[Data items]

________________________________________

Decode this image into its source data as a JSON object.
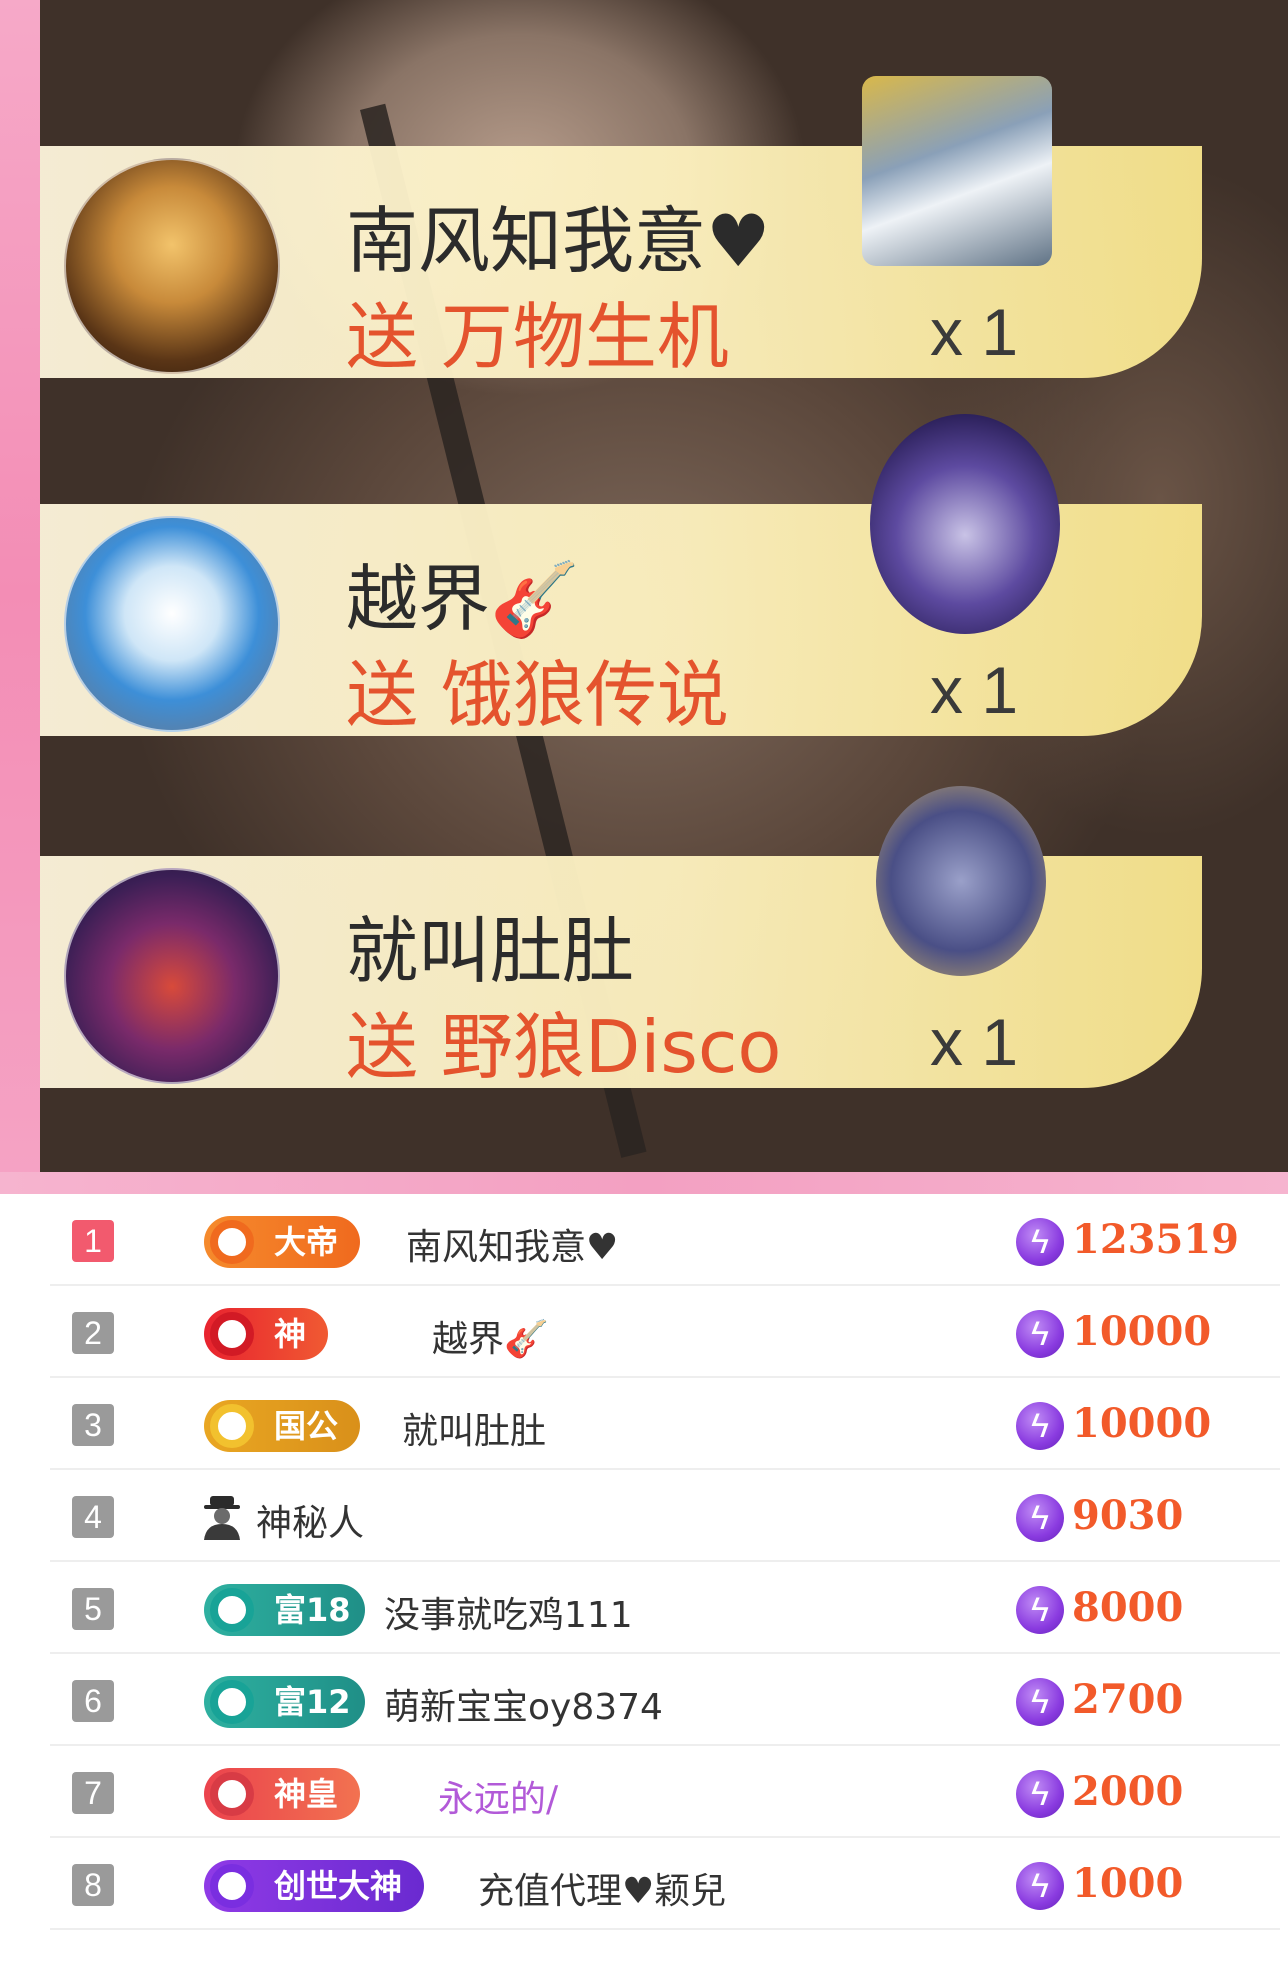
{
  "gift_feed": [
    {
      "user": "南风知我意♥",
      "desc": "送 万物生机",
      "count": "x 1"
    },
    {
      "user": "越界🎸",
      "desc": "送 饿狼传说",
      "count": "x 1"
    },
    {
      "user": "就叫肚肚",
      "desc": "送 野狼Disco",
      "count": "x 1"
    }
  ],
  "ranking": [
    {
      "rank": "1",
      "badge": "大帝",
      "name": "南风知我意♥",
      "score": "123519"
    },
    {
      "rank": "2",
      "badge": "神",
      "name": "越界🎸",
      "score": "10000"
    },
    {
      "rank": "3",
      "badge": "国公",
      "name": "就叫肚肚",
      "score": "10000"
    },
    {
      "rank": "4",
      "badge": "",
      "name": "神秘人",
      "score": "9030"
    },
    {
      "rank": "5",
      "badge": "富18",
      "name": "没事就吃鸡111",
      "score": "8000"
    },
    {
      "rank": "6",
      "badge": "富12",
      "name": "萌新宝宝oy8374",
      "score": "2700"
    },
    {
      "rank": "7",
      "badge": "神皇",
      "name": "永远的/",
      "score": "2000"
    },
    {
      "rank": "8",
      "badge": "创世大神",
      "name": "充值代理♥颖兒",
      "score": "1000"
    }
  ],
  "colors": {
    "rank_top": "#f25a6e",
    "score": "#f25a2a",
    "gift_text": "#e4532d",
    "bolt": "#8a3be0"
  },
  "icons": {
    "score_icon": "lightning-bolt-icon",
    "anon_icon": "mystery-person-icon"
  }
}
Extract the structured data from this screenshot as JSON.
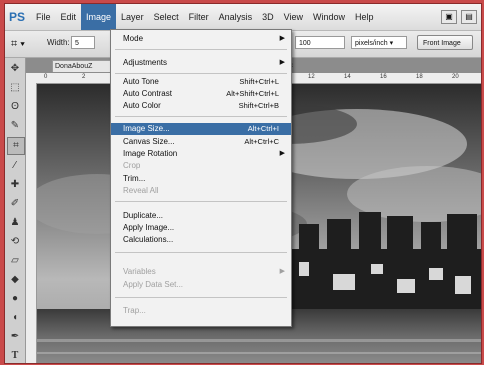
{
  "app": {
    "logo_text": "PS"
  },
  "menubar": {
    "items": [
      "File",
      "Edit",
      "Image",
      "Layer",
      "Select",
      "Filter",
      "Analysis",
      "3D",
      "View",
      "Window",
      "Help"
    ],
    "active_index": 2
  },
  "options_bar": {
    "width_label": "Width:",
    "width_value": "5",
    "resolution_value": "100",
    "resolution_unit": "pixels/inch",
    "front_image_label": "Front Image"
  },
  "document": {
    "tab_title": "DonaAbouZ",
    "tab_close": "×",
    "ruler_ticks": [
      "0",
      "2",
      "12",
      "14",
      "16",
      "18",
      "20"
    ]
  },
  "image_menu": {
    "items": [
      {
        "label": "Mode",
        "submenu": true
      },
      {
        "separator": true
      },
      {
        "label": "Adjustments",
        "submenu": true
      },
      {
        "separator": true
      },
      {
        "label": "Auto Tone",
        "shortcut": "Shift+Ctrl+L"
      },
      {
        "label": "Auto Contrast",
        "shortcut": "Alt+Shift+Ctrl+L"
      },
      {
        "label": "Auto Color",
        "shortcut": "Shift+Ctrl+B"
      },
      {
        "separator": true
      },
      {
        "label": "Image Size...",
        "shortcut": "Alt+Ctrl+I",
        "highlighted": true
      },
      {
        "label": "Canvas Size...",
        "shortcut": "Alt+Ctrl+C"
      },
      {
        "label": "Image Rotation",
        "submenu": true
      },
      {
        "label": "Crop",
        "disabled": true
      },
      {
        "label": "Trim..."
      },
      {
        "label": "Reveal All",
        "disabled": true
      },
      {
        "separator": true
      },
      {
        "label": "Duplicate..."
      },
      {
        "label": "Apply Image..."
      },
      {
        "label": "Calculations..."
      },
      {
        "separator": true
      },
      {
        "label": "Variables",
        "submenu": true,
        "disabled": true
      },
      {
        "label": "Apply Data Set...",
        "disabled": true
      },
      {
        "separator": true
      },
      {
        "label": "Trap...",
        "disabled": true
      }
    ]
  },
  "tools": [
    "move-tool",
    "marquee-tool",
    "lasso-tool",
    "quick-select-tool",
    "crop-tool",
    "eyedropper-tool",
    "healing-tool",
    "brush-tool",
    "clone-stamp-tool",
    "history-brush-tool",
    "eraser-tool",
    "gradient-tool",
    "blur-tool",
    "dodge-tool",
    "pen-tool",
    "type-tool"
  ]
}
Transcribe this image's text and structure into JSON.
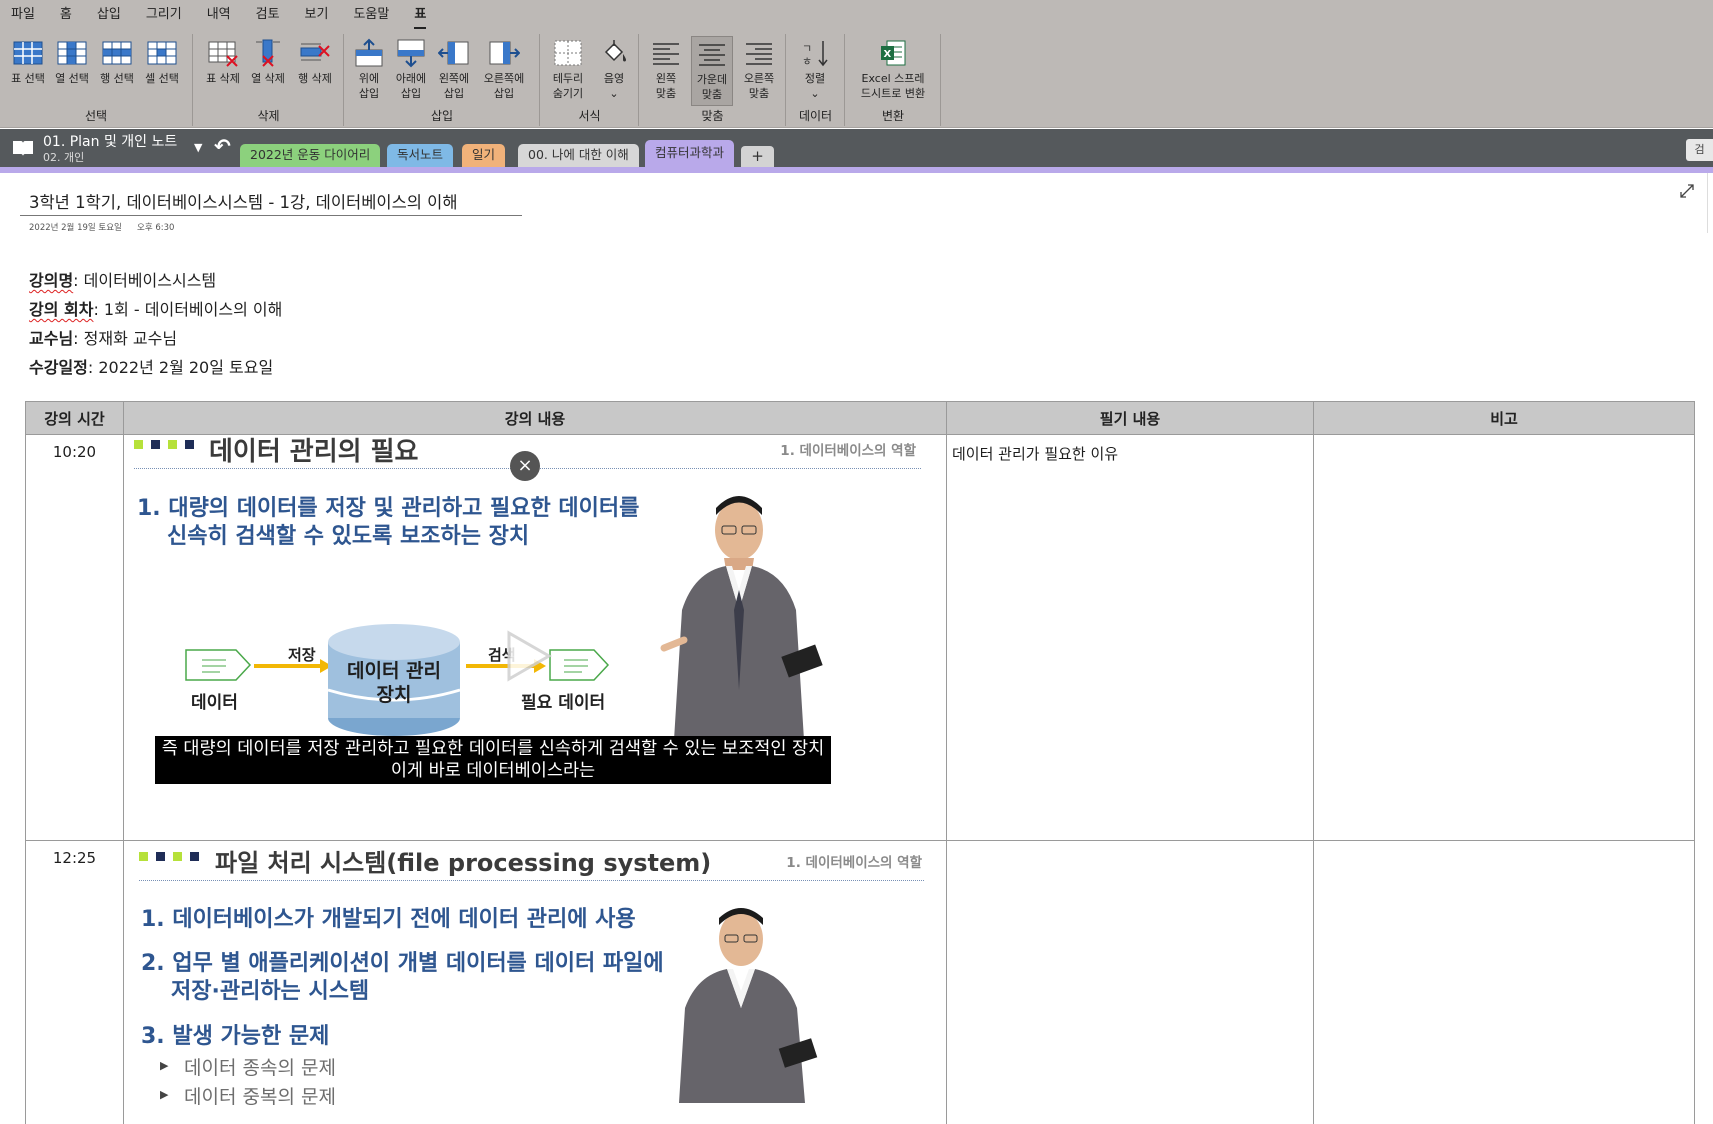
{
  "menu": {
    "items": [
      "파일",
      "홈",
      "삽입",
      "그리기",
      "내역",
      "검토",
      "보기",
      "도움말",
      "표"
    ]
  },
  "ribbon": {
    "groups": {
      "select": {
        "label": "선택",
        "buttons": [
          "표 선택",
          "열 선택",
          "행 선택",
          "셀 선택"
        ]
      },
      "delete": {
        "label": "삭제",
        "buttons": [
          "표 삭제",
          "열 삭제",
          "행 삭제"
        ]
      },
      "insert": {
        "label": "삽입",
        "buttons": [
          [
            "위에",
            "삽입"
          ],
          [
            "아래에",
            "삽입"
          ],
          [
            "왼쪽에",
            "삽입"
          ],
          [
            "오른쪽에",
            "삽입"
          ]
        ]
      },
      "format": {
        "label": "서식",
        "buttons": [
          [
            "테두리",
            "숨기기"
          ],
          [
            "음영",
            "⌄"
          ]
        ]
      },
      "align": {
        "label": "맞춤",
        "buttons": [
          [
            "왼쪽",
            "맞춤"
          ],
          [
            "가운데",
            "맞춤"
          ],
          [
            "오른쪽",
            "맞춤"
          ]
        ]
      },
      "data": {
        "label": "데이터",
        "buttons": [
          [
            "정렬",
            "⌄"
          ]
        ]
      },
      "convert": {
        "label": "변환",
        "buttons": [
          [
            "Excel 스프레",
            "드시트로 변환"
          ]
        ]
      }
    }
  },
  "notebook": {
    "title": "01. Plan 및 개인 노트",
    "subtitle": "02. 개인",
    "sections": [
      {
        "label": "2022년 운동 다이어리",
        "color": "#8cd17d"
      },
      {
        "label": "독서노트",
        "color": "#7fb9e6"
      },
      {
        "label": "일기",
        "color": "#f1b27a"
      },
      {
        "label": "00. 나에 대한 이해",
        "color": "#d7d7d7"
      },
      {
        "label": "컴퓨터과학과",
        "color": "#b9a9ea"
      }
    ],
    "add_label": "+",
    "search_stub": "검"
  },
  "page": {
    "title": "3학년 1학기, 데이터베이스시스템 - 1강, 데이터베이스의 이해",
    "date": "2022년 2월 19일 토요일",
    "time": "오후 6:30",
    "info": [
      {
        "key": "강의명",
        "value": ": 데이터베이스시스템"
      },
      {
        "key": "강의 회차",
        "value": ": 1회 - 데이터베이스의 이해"
      },
      {
        "key": "교수님",
        "value": ": 정재화 교수님"
      },
      {
        "key": "수강일정",
        "value": ": 2022년 2월 20일 토요일"
      }
    ]
  },
  "table": {
    "headers": [
      "강의 시간",
      "강의 내용",
      "필기 내용",
      "비고"
    ],
    "rows": [
      {
        "time": "10:20",
        "notes": "데이터 관리가 필요한 이유",
        "remark": "",
        "slide": {
          "title": "데이터 관리의 필요",
          "crumb": "1. 데이터베이스의 역할",
          "bullet1a": "1. 대량의 데이터를 저장 및 관리하고 필요한 데이터를",
          "bullet1b": "신속히 검색할 수 있도록 보조하는 장치",
          "arrow_store": "저장",
          "arrow_search": "검색",
          "data_label": "데이터",
          "db_label1": "데이터 관리",
          "db_label2": "장치",
          "needed_label": "필요 데이터",
          "caption1": "즉 대량의 데이터를 저장 관리하고 필요한 데이터를 신속하게 검색할 수 있는 보조적인 장치",
          "caption2": "이게 바로 데이터베이스라는",
          "close": "×"
        }
      },
      {
        "time": "12:25",
        "notes": "",
        "remark": "",
        "slide": {
          "title": "파일 처리 시스템(file processing system)",
          "crumb": "1. 데이터베이스의 역할",
          "b1": "1. 데이터베이스가 개발되기 전에 데이터 관리에 사용",
          "b2a": "2. 업무 별 애플리케이션이 개별 데이터를 데이터 파일에",
          "b2b": "저장·관리하는 시스템",
          "b3": "3. 발생 가능한 문제",
          "s1": "데이터 종속의 문제",
          "s2": "데이터 중복의 문제"
        }
      }
    ]
  },
  "colors": {
    "ribbon_bg": "#bdb9b6",
    "tabbar_bg": "#55595c",
    "accent": "#b9a9ea",
    "slide_blue": "#2e5690",
    "slide_green": "#b6e13a",
    "slide_navy": "#1f2d57"
  }
}
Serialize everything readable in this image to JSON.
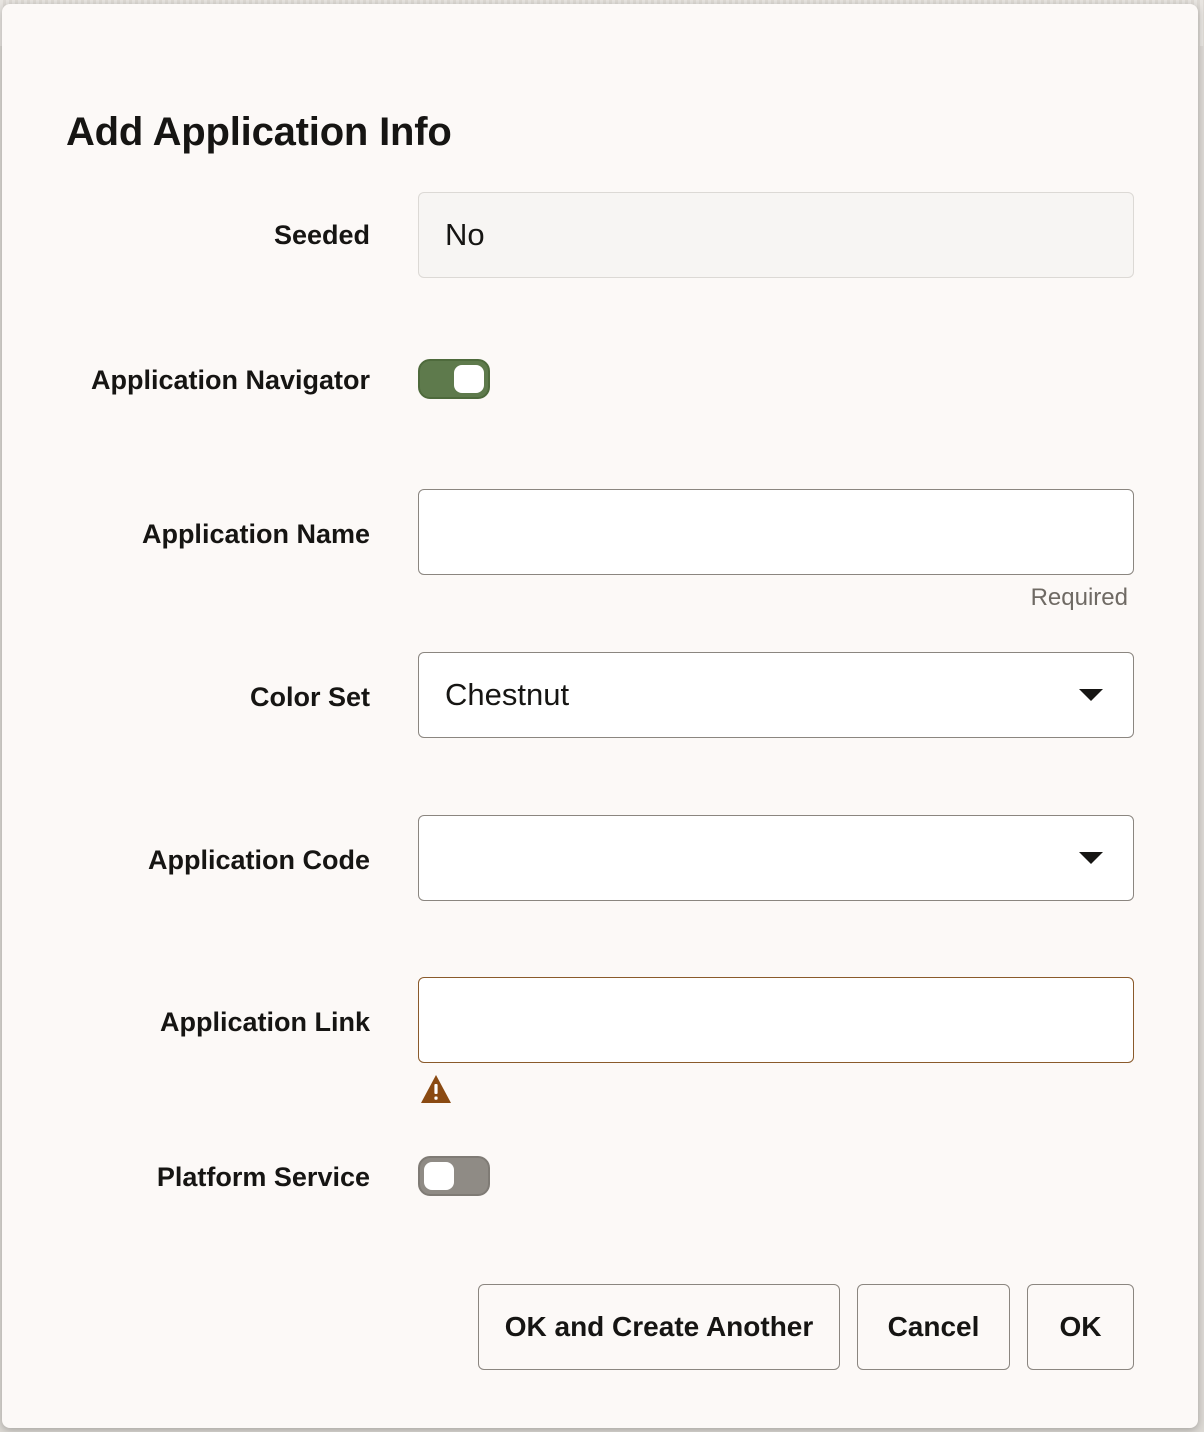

________________________________________

INSTRUCTIONS TO FOLLOW: Reproduce every line of the listing above in which the string "badge" appears.

WRITTEN RESPONSE:
      "badge": "大帝",
      "badge": "神",
      "badge": "国公",
      "badge": "",
      "badge": "富18",
      "badge": "富12",
      "badge": "神皇",
      "badge": "创世大神",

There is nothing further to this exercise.